Extracts from a graphics dataset:
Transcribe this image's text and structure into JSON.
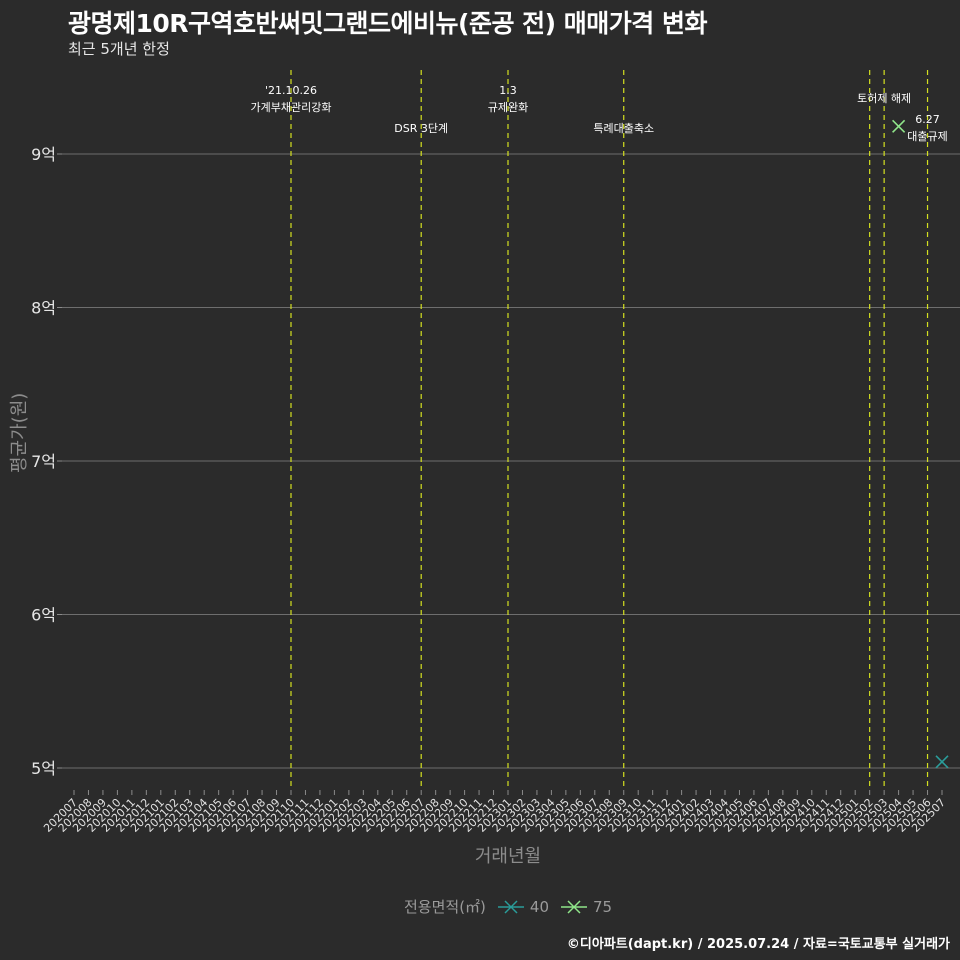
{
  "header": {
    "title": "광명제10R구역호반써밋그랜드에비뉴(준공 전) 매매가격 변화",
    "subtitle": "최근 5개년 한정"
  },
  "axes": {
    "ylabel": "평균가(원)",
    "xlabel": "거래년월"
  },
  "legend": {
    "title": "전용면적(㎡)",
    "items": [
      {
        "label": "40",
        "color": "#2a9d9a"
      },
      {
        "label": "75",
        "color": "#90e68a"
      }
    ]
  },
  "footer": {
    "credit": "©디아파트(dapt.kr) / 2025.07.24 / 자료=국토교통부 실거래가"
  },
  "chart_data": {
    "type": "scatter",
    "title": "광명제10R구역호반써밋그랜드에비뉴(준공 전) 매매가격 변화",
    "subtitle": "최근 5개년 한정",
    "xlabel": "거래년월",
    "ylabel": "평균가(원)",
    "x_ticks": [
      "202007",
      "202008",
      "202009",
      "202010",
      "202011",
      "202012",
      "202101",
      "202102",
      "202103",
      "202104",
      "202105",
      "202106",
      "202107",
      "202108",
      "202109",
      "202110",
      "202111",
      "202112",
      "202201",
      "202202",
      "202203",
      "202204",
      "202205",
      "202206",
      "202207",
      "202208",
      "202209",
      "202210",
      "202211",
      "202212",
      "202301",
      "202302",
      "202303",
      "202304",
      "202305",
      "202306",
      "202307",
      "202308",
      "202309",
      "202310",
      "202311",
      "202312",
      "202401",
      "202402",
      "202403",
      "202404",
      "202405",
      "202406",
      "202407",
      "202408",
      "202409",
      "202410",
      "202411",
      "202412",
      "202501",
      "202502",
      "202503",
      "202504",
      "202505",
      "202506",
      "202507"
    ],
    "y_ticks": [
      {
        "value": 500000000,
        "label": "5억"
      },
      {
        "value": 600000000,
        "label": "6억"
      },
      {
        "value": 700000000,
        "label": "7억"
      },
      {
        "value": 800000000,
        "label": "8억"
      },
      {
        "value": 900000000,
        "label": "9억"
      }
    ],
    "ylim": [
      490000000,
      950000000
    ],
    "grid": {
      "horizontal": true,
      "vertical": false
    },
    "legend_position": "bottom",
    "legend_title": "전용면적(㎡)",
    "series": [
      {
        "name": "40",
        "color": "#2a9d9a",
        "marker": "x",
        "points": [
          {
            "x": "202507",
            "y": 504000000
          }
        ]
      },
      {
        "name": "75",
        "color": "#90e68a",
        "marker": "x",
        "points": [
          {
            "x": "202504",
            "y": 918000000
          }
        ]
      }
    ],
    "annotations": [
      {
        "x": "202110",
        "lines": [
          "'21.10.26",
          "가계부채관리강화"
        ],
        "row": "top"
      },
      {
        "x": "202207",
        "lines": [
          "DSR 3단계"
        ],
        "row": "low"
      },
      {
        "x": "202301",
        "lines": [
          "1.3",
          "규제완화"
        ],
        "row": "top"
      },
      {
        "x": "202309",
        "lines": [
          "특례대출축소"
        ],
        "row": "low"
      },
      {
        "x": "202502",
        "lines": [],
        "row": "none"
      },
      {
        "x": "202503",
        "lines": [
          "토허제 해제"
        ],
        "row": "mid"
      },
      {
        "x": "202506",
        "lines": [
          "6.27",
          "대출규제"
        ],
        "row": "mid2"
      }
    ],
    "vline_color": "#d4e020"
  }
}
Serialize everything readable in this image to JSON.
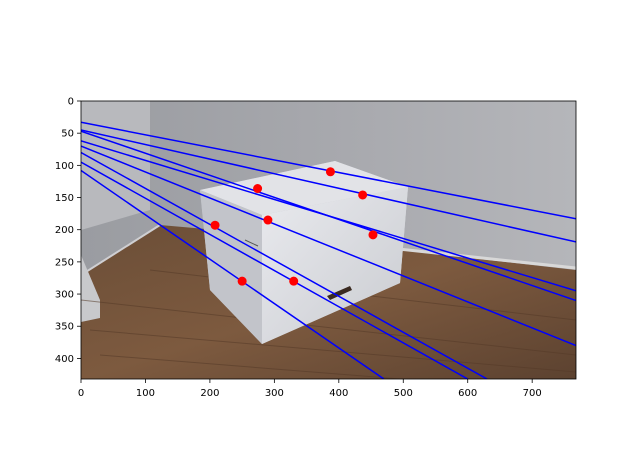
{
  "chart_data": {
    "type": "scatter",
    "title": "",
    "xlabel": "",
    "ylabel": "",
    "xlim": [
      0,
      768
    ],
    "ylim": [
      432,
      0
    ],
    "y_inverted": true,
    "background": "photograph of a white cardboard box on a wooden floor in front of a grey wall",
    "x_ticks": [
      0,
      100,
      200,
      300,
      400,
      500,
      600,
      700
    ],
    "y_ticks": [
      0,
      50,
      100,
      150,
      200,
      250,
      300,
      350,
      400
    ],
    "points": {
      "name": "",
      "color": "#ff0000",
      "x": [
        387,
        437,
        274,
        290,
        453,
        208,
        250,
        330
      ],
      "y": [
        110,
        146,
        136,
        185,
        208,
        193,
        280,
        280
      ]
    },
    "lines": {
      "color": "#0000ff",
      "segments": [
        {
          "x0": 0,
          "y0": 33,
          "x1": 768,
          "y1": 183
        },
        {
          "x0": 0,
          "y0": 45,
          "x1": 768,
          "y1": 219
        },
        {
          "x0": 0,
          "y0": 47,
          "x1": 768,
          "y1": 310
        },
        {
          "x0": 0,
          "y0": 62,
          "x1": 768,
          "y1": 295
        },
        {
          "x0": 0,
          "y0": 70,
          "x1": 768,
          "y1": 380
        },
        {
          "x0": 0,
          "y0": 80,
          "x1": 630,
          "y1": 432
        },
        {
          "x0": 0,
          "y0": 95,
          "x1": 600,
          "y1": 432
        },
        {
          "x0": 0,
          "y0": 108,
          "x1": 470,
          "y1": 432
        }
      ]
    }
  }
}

> _WHAT YOU ARE ASKED TO DO_
Look above for lines with the word "JSON" and copy them all.

> _OUTPUT FOR THIS TASK_
Transcribe this image's text and structure into JSON.
Serialize everything readable in this image to JSON.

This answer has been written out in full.